= Written exercise =
Check each line of the records below and collect those that include the word "officer".

-------- Data rows

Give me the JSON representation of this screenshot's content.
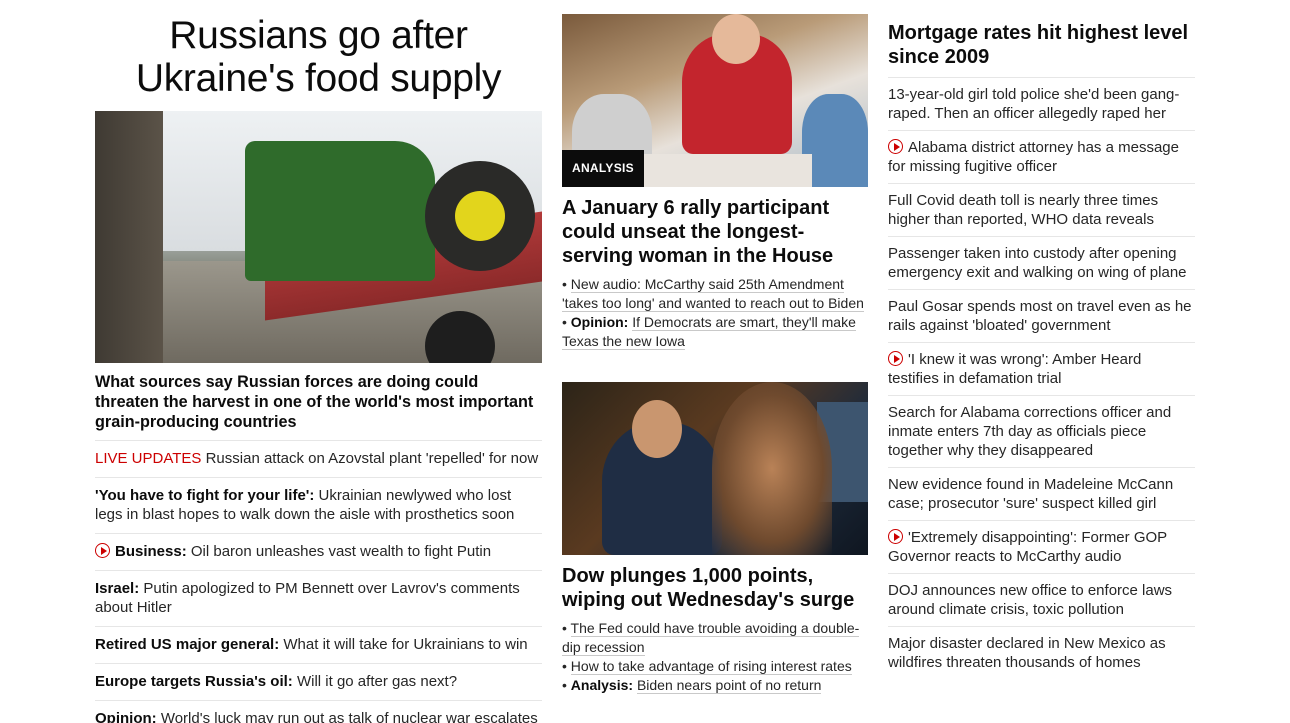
{
  "left": {
    "headline": "Russians go after Ukraine's food supply",
    "subhead": "What sources say Russian forces are doing could threaten the harvest in one of the world's most important grain-producing countries",
    "items": [
      {
        "prefix": "LIVE UPDATES",
        "text": "Russian attack on Azovstal plant 'repelled' for now"
      },
      {
        "prefix": "'You have to fight for your life':",
        "text": "Ukrainian newlywed who lost legs in blast hopes to walk down the aisle with prosthetics soon"
      },
      {
        "prefix": "Business:",
        "text": "Oil baron unleashes vast wealth to fight Putin"
      },
      {
        "prefix": "Israel:",
        "text": "Putin apologized to PM Bennett over Lavrov's comments about Hitler"
      },
      {
        "prefix": "Retired US major general:",
        "text": "What it will take for Ukrainians to win"
      },
      {
        "prefix": "Europe targets Russia's oil:",
        "text": "Will it go after gas next?"
      },
      {
        "prefix": "Opinion:",
        "text": "World's luck may run out as talk of nuclear war escalates"
      }
    ]
  },
  "middle": {
    "badge": "ANALYSIS",
    "story1": {
      "title": "A January 6 rally participant could unseat the longest-serving woman in the House",
      "bullets": [
        {
          "prefix": "",
          "text": "New audio: McCarthy said 25th Amendment 'takes too long' and wanted to reach out to Biden"
        },
        {
          "prefix": "Opinion:",
          "text": "If Democrats are smart, they'll make Texas the new Iowa"
        }
      ]
    },
    "story2": {
      "title": "Dow plunges 1,000 points, wiping out Wednesday's surge",
      "bullets": [
        {
          "prefix": "",
          "text": "The Fed could have trouble avoiding a double-dip recession"
        },
        {
          "prefix": "",
          "text": "How to take advantage of rising interest rates"
        },
        {
          "prefix": "Analysis:",
          "text": "Biden nears point of no return"
        }
      ]
    }
  },
  "right": {
    "title": "Mortgage rates hit highest level since 2009",
    "items": [
      {
        "text": "13-year-old girl told police she'd been gang-raped. Then an officer allegedly raped her"
      },
      {
        "text": "Alabama district attorney has a message for missing fugitive officer"
      },
      {
        "text": "Full Covid death toll is nearly three times higher than reported, WHO data reveals"
      },
      {
        "text": "Passenger taken into custody after opening emergency exit and walking on wing of plane"
      },
      {
        "text": "Paul Gosar spends most on travel even as he rails against 'bloated' government"
      },
      {
        "text": "'I knew it was wrong': Amber Heard testifies in defamation trial"
      },
      {
        "text": "Search for Alabama corrections officer and inmate enters 7th day as officials piece together why they disappeared"
      },
      {
        "text": "New evidence found in Madeleine McCann case; prosecutor 'sure' suspect killed girl"
      },
      {
        "text": "'Extremely disappointing': Former GOP Governor reacts to McCarthy audio"
      },
      {
        "text": "DOJ announces new office to enforce laws around climate crisis, toxic pollution"
      },
      {
        "text": "Major disaster declared in New Mexico as wildfires threaten thousands of homes"
      }
    ]
  },
  "colors": {
    "accent_red": "#cc0000",
    "text": "#262626",
    "divider": "#e6e6e6"
  }
}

----------------

= Solution to this exercise =
        "text": "13-year-old girl told police she'd been gang-raped. Then an officer allegedly raped her"
        "text": "Alabama district attorney has a message for missing fugitive officer"
        "text": "Search for Alabama corrections officer and inmate enters 7th day as officials piece together why they disappeared"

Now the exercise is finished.